* Exercise: Every line of the data must be copied exactly.
## Start
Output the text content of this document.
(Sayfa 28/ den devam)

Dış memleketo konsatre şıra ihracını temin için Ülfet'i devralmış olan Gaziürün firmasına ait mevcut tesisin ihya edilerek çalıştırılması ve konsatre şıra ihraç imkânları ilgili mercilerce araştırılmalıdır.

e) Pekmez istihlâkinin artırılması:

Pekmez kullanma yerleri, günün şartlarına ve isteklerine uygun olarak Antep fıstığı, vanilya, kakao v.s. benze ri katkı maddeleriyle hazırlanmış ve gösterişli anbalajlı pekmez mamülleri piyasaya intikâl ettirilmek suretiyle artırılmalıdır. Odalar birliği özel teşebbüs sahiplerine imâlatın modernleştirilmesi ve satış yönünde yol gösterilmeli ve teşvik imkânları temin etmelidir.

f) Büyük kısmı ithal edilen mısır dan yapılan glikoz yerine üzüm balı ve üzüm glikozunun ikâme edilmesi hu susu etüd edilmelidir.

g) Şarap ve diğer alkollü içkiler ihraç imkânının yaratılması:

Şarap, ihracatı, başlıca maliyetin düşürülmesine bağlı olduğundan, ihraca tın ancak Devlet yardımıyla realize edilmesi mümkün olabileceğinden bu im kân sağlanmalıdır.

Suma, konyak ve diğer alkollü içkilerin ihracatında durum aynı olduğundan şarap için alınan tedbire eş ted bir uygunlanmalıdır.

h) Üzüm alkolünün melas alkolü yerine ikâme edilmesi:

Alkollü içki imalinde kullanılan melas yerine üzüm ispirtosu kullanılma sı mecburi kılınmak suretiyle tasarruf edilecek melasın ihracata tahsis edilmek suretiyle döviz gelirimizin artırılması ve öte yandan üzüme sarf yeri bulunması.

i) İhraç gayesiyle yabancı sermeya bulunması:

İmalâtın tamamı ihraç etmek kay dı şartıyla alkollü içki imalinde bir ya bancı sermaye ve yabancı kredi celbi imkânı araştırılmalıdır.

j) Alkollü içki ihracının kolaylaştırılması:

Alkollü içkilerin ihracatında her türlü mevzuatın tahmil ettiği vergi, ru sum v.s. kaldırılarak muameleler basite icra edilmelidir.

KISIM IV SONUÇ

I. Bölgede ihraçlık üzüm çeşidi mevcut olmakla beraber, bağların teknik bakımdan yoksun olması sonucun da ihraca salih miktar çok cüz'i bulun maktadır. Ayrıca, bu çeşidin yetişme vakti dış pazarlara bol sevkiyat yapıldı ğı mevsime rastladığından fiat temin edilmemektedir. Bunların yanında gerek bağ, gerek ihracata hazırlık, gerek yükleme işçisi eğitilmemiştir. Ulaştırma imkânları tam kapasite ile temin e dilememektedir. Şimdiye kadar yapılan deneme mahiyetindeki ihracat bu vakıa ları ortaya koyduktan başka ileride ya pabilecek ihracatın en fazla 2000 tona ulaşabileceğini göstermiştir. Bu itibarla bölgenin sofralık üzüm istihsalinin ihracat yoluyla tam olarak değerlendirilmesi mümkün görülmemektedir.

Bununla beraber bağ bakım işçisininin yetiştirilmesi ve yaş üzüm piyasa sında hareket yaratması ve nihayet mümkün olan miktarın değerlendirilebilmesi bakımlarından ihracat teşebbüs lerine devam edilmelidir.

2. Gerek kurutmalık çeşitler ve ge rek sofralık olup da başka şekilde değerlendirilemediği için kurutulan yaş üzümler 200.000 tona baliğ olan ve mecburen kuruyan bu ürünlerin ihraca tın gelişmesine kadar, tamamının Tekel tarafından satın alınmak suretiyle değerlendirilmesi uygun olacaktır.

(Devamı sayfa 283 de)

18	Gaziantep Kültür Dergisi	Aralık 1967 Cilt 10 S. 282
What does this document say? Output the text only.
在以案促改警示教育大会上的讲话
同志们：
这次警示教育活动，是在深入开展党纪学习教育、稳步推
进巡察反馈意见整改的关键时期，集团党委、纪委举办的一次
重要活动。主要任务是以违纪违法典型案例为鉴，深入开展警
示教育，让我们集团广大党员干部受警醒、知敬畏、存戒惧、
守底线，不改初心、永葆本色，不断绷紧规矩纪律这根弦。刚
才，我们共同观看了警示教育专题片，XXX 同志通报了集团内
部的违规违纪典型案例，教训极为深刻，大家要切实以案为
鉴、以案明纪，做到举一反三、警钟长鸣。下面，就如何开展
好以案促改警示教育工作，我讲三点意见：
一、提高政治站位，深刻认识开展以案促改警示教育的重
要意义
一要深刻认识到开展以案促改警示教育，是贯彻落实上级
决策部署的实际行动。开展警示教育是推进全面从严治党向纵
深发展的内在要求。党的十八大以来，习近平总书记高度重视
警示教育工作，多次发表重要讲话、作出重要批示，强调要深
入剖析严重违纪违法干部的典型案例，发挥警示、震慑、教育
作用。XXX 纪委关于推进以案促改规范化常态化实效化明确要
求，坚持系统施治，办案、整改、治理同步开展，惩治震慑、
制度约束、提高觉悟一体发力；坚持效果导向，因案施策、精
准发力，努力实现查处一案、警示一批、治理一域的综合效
## End
* Answer for the task:
Output the text content of this document.
(Sayfa 28/ den devam)

Dış memleketo konsatre şıra ihracını temin için Ülfet'i devralmış olan Gaziürün firmasına ait mevcut tesisin ihya edilerek çalıştırılması ve konsatre şıra ihraç imkânları ilgili mercilerce araştırılmalıdır.

e) Pekmez istihlâkinin artırılması:

Pekmez kullanma yerleri, günün şartlarına ve isteklerine uygun olarak Antep fıstığı, vanilya, kakao v.s. benze ri katkı maddeleriyle hazırlanmış ve gösterişli anbalajlı pekmez mamülleri piyasaya intikâl ettirilmek suretiyle artırılmalıdır. Odalar birliği özel teşebbüs sahiplerine imâlatın modernleştirilmesi ve satış yönünde yol gösterilmeli ve teşvik imkânları temin etmelidir.

f) Büyük kısmı ithal edilen mısır dan yapılan glikoz yerine üzüm balı ve üzüm glikozunun ikâme edilmesi hu susu etüd edilmelidir.

g) Şarap ve diğer alkollü içkiler ihraç imkânının yaratılması:

Şarap, ihracatı, başlıca maliyetin düşürülmesine bağlı olduğundan, ihraca tın ancak Devlet yardımıyla realize edilmesi mümkün olabileceğinden bu im kân sağlanmalıdır.

Suma, konyak ve diğer alkollü içkilerin ihracatında durum aynı olduğundan şarap için alınan tedbire eş ted bir uygunlanmalıdır.

h) Üzüm alkolünün melas alkolü yerine ikâme edilmesi:

Alkollü içki imalinde kullanılan melas yerine üzüm ispirtosu kullanılma sı mecburi kılınmak suretiyle tasarruf edilecek melasın ihracata tahsis edilmek suretiyle döviz gelirimizin artırılması ve öte yandan üzüme sarf yeri bulunması.

i) İhraç gayesiyle yabancı sermeya bulunması:

İmalâtın tamamı ihraç etmek kay dı şartıyla alkollü içki imalinde bir ya bancı sermaye ve yabancı kredi celbi imkânı araştırılmalıdır.

j) Alkollü içki ihracının kolaylaştırılması:

Alkollü içkilerin ihracatında her türlü mevzuatın tahmil ettiği vergi, ru sum v.s. kaldırılarak muameleler basite icra edilmelidir.

KISIM IV SONUÇ

I. Bölgede ihraçlık üzüm çeşidi mevcut olmakla beraber, bağların teknik bakımdan yoksun olması sonucun da ihraca salih miktar çok cüz'i bulun maktadır. Ayrıca, bu çeşidin yetişme vakti dış pazarlara bol sevkiyat yapıldı ğı mevsime rastladığından fiat temin edilmemektedir. Bunların yanında gerek bağ, gerek ihracata hazırlık, gerek yükleme işçisi eğitilmemiştir. Ulaştırma imkânları tam kapasite ile temin e dilememektedir. Şimdiye kadar yapılan deneme mahiyetindeki ihracat bu vakıa ları ortaya koyduktan başka ileride ya pabilecek ihracatın en fazla 2000 tona ulaşabileceğini göstermiştir. Bu itibarla bölgenin sofralık üzüm istihsalinin ihracat yoluyla tam olarak değerlendirilmesi mümkün görülmemektedir.

Bununla beraber bağ bakım işçisininin yetiştirilmesi ve yaş üzüm piyasa sında hareket yaratması ve nihayet mümkün olan miktarın değerlendirilebilmesi bakımlarından ihracat teşebbüs lerine devam edilmelidir.

2. Gerek kurutmalık çeşitler ve ge rek sofralık olup da başka şekilde değerlendirilemediği için kurutulan yaş üzümler 200.000 tona baliğ olan ve mecburen kuruyan bu ürünlerin ihraca tın gelişmesine kadar, tamamının Tekel tarafından satın alınmak suretiyle değerlendirilmesi uygun olacaktır.

(Devamı sayfa 283 de)

18	Gaziantep Kültür Dergisi	Aralık 1967 Cilt 10 S. 282
What does this document say? Output the text only.
在以案促改警示教育大会上的讲话
同志们：
这次警示教育活动，是在深入开展党纪学习教育、稳步推
进巡察反馈意见整改的关键时期，集团党委、纪委举办的一次
重要活动。主要任务是以违纪违法典型案例为鉴，深入开展警
示教育，让我们集团广大党员干部受警醒、知敬畏、存戒惧、
守底线，不改初心、永葆本色，不断绷紧规矩纪律这根弦。刚
才，我们共同观看了警示教育专题片，XXX 同志通报了集团内
部的违规违纪典型案例，教训极为深刻，大家要切实以案为
鉴、以案明纪，做到举一反三、警钟长鸣。下面，就如何开展
好以案促改警示教育工作，我讲三点意见：
一、提高政治站位，深刻认识开展以案促改警示教育的重
要意义
一要深刻认识到开展以案促改警示教育，是贯彻落实上级
决策部署的实际行动。开展警示教育是推进全面从严治党向纵
深发展的内在要求。党的十八大以来，习近平总书记高度重视
警示教育工作，多次发表重要讲话、作出重要批示，强调要深
入剖析严重违纪违法干部的典型案例，发挥警示、震慑、教育
作用。XXX 纪委关于推进以案促改规范化常态化实效化明确要
求，坚持系统施治，办案、整改、治理同步开展，惩治震慑、
制度约束、提高觉悟一体发力；坚持效果导向，因案施策、精
准发力，努力实现查处一案、警示一批、治理一域的综合效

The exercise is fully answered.